_READING TEXT_
Dear Steve
Many issues here. Let's start with the question ' .. are there frozen
seafood products that will retain better quality at -35ºC than at -29ºC'.
(Why restrict the question to seafoods, don't freshwater products matter?).
As far an I am aware any fish product will retain a particular, (not
'better' as frozen storage will not make quality better), level of quality
for longer at -35ºC that at -29ºC. The quantitative data on effect of
temperature on rates of deterioration of frozen fish is not very large and
not of good quality, but my best estimate of the doubling temperature, that
is the change in temperature that will double, or halve, the rate of
deterioration is 6ºC. Lowering storage temperature from -29ºC to -35ºC then
will double the storage life.
This is relative given some criterion of quality, or change in quality; are
there particular products that will benefit from this extension? You have
answered that question already - oily fish. These are very susceptible to
the development of rancid flavours arising from oxidation of lipids.

_MATERIAL PROVIDED_
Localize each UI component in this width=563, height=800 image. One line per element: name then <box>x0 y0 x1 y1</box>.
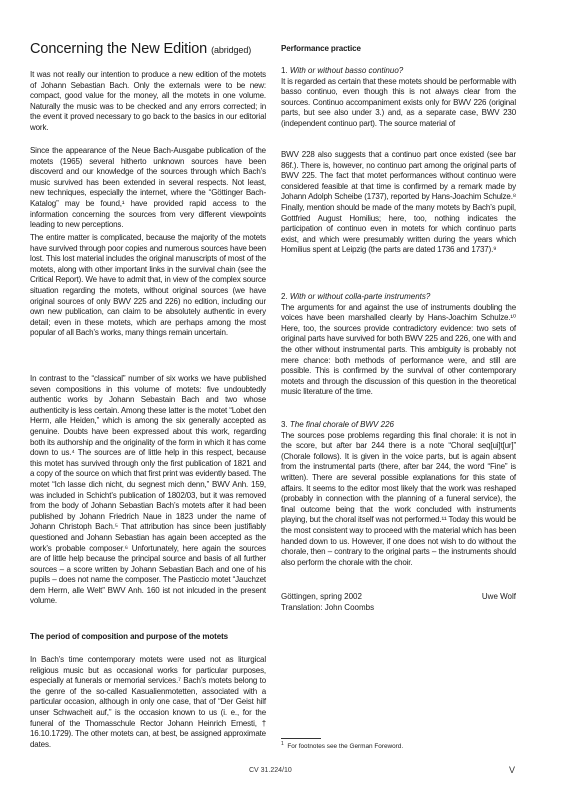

_REQUIRED ACTIONS_
1. Please give again, word for word, the part of the letter on frozen fish storage that opens with the words containing "(Why restrict the" and closes with "oxidation of lipids.".
2. Answer these questions from the letter on frozen fish storage:
(a) What does the writer estimate the doubling temperature to be?
(b) What does lowering storage temperature from -29ºC to -35ºC do to storage life?
(c) What are oily fish very susceptible to developing?
3. Carry the letter on frozen fish storage forward from its final sentence.

_ANSWERS FOR THE TASKS_
1.
(Why restrict the question to seafoods, don't freshwater products matter?).
As far an I am aware any fish product will retain a particular, (not
'better' as frozen storage will not make quality better), level of quality
for longer at -35ºC that at -29ºC. The quantitative data on effect of
temperature on rates of deterioration of frozen fish is not very large and
not of good quality, but my best estimate of the doubling temperature, that
is the change in temperature that will double, or halve, the rate of
deterioration is 6ºC. Lowering storage temperature from -29ºC to -35ºC then
will double the storage life.
This is relative given some criterion of quality, or change in quality; are
there particular products that will benefit from this extension? You have
answered that question already - oily fish. These are very susceptible to
the development of rancid flavours arising from oxidation of lipids.

2.
(a) 6ºC
(b) It doubles the storage life.
(c) Rancid flavours arising from oxidation of lipids.

3.
Packaging that excludes air - heavy water glazing is the typical technology
for bulk products - will slow down oxidation, but lowering of temperature
additionally has a marked influence. The recommendations of fish technology
laboratories in Europe is to store frozen fish at -30ºC, and generally this
recommendation is followed in the fish processing industry and in public
cold stores in Europe. Typically in Europe and Scandinavia, seasonally
caught pelagic fish such as herring and mackerel are frozen in solid
water-filled blocks and stored at -30ºC. This enables good quality products
to be available for at least a year. An expert assessor would be able to
detect traces of rancidity at this time, but the intensity would probably
not be of commercial significance. It is possible that some companies with
exacting standards of quality would not want even traces of rancidity in
their products and would run their stores below -30ºC. I understand some
companies in Europe are already doing this, but you would be more familiar
with the cold storage situation than I am.
However, you are concerned with temperature of storage during shipping.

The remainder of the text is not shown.